Given task: Identify and reproduce every line holding the string "will".
▬▬▬▬▬▬▬▬▬▬
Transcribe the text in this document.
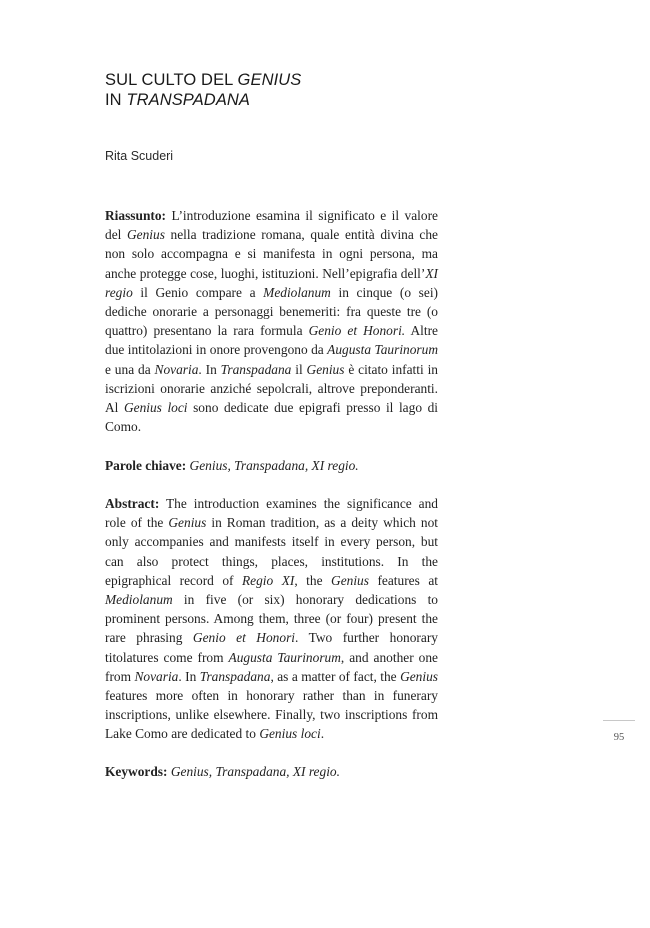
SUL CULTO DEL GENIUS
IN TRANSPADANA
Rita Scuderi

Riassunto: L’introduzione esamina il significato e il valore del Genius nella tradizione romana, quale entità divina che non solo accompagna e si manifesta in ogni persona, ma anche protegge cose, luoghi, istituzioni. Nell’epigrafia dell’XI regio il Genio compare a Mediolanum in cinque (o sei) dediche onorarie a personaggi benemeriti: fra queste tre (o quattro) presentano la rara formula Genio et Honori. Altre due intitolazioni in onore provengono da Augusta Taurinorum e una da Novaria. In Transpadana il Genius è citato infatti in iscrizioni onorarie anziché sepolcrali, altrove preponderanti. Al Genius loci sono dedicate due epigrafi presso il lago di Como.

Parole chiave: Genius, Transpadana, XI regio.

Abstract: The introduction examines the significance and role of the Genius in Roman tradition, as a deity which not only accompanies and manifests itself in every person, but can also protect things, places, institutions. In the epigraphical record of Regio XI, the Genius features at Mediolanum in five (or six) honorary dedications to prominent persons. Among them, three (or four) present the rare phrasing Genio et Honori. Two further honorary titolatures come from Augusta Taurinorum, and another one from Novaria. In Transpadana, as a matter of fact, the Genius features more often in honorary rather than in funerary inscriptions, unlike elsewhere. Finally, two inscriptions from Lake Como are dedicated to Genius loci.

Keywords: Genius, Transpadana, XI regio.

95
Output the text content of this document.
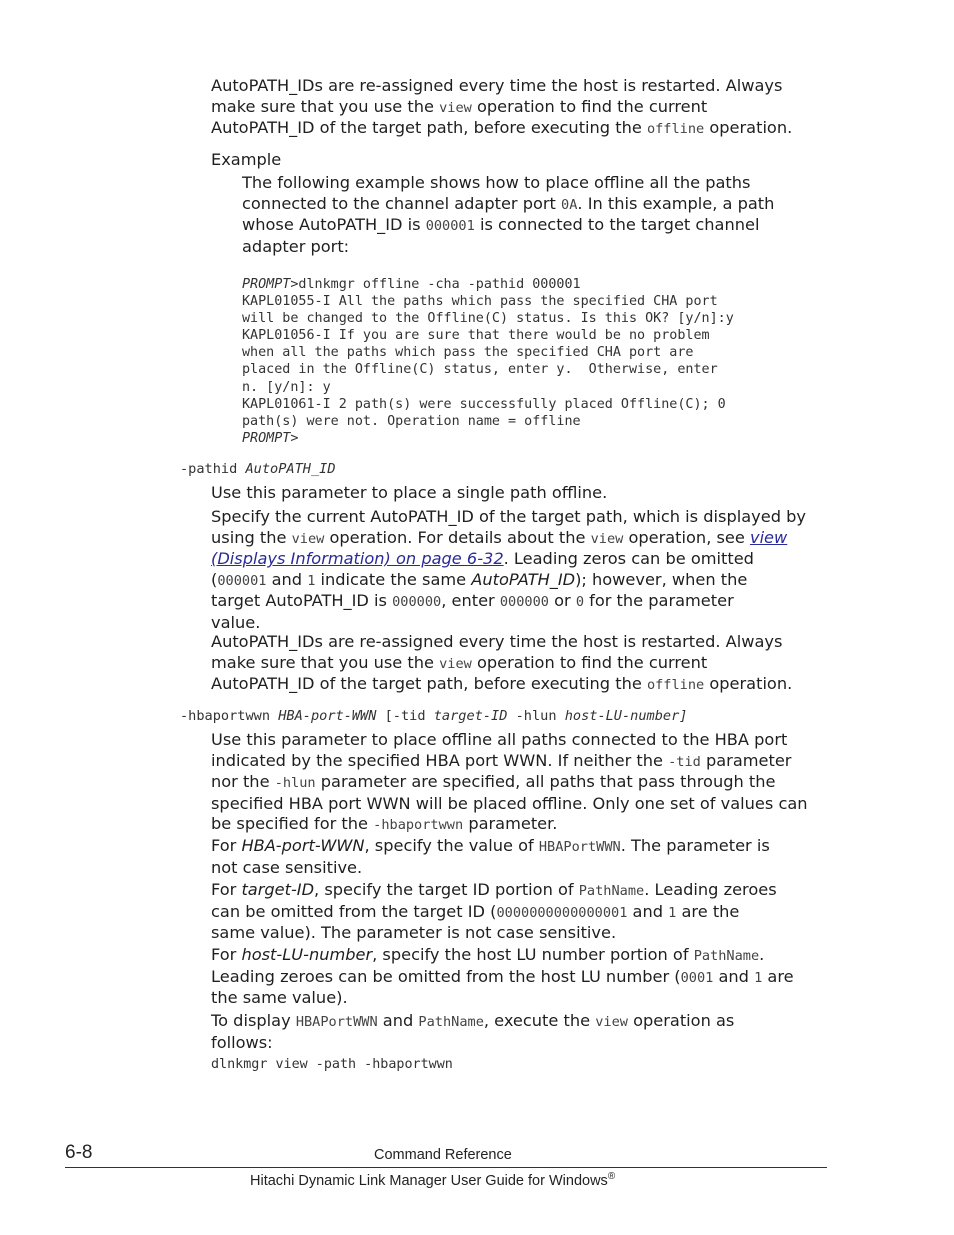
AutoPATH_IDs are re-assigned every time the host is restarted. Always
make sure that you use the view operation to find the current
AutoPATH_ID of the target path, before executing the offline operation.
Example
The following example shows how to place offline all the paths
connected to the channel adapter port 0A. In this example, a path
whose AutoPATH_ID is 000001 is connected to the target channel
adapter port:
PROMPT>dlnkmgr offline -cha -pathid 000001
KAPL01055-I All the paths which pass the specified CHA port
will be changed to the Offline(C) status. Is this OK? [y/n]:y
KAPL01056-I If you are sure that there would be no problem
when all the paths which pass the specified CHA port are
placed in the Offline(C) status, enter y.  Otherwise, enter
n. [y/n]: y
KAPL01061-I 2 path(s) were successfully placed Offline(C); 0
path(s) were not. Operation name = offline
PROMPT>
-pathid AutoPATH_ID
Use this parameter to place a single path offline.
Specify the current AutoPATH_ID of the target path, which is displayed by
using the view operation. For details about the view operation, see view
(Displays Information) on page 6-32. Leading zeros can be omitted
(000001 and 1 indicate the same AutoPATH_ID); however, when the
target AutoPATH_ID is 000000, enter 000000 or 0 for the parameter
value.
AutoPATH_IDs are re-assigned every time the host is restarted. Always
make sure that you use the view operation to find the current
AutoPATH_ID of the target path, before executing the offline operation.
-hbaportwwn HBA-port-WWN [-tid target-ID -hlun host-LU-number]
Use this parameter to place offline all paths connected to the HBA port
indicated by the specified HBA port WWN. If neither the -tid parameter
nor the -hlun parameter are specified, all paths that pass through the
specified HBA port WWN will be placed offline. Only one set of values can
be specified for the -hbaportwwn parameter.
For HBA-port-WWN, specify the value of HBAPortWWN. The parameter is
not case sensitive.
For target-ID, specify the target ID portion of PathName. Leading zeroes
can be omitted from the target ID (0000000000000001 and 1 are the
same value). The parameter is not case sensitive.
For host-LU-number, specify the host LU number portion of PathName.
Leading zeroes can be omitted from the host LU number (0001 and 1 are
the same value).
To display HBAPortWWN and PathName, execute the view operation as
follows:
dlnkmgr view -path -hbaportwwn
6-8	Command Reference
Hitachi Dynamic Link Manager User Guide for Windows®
▬▬▬▬▬▬▬▬▬▬
Correct result:
will be changed to the Offline(C) status. Is this OK? [y/n]:y
specified HBA port WWN will be placed offline. Only one set of values can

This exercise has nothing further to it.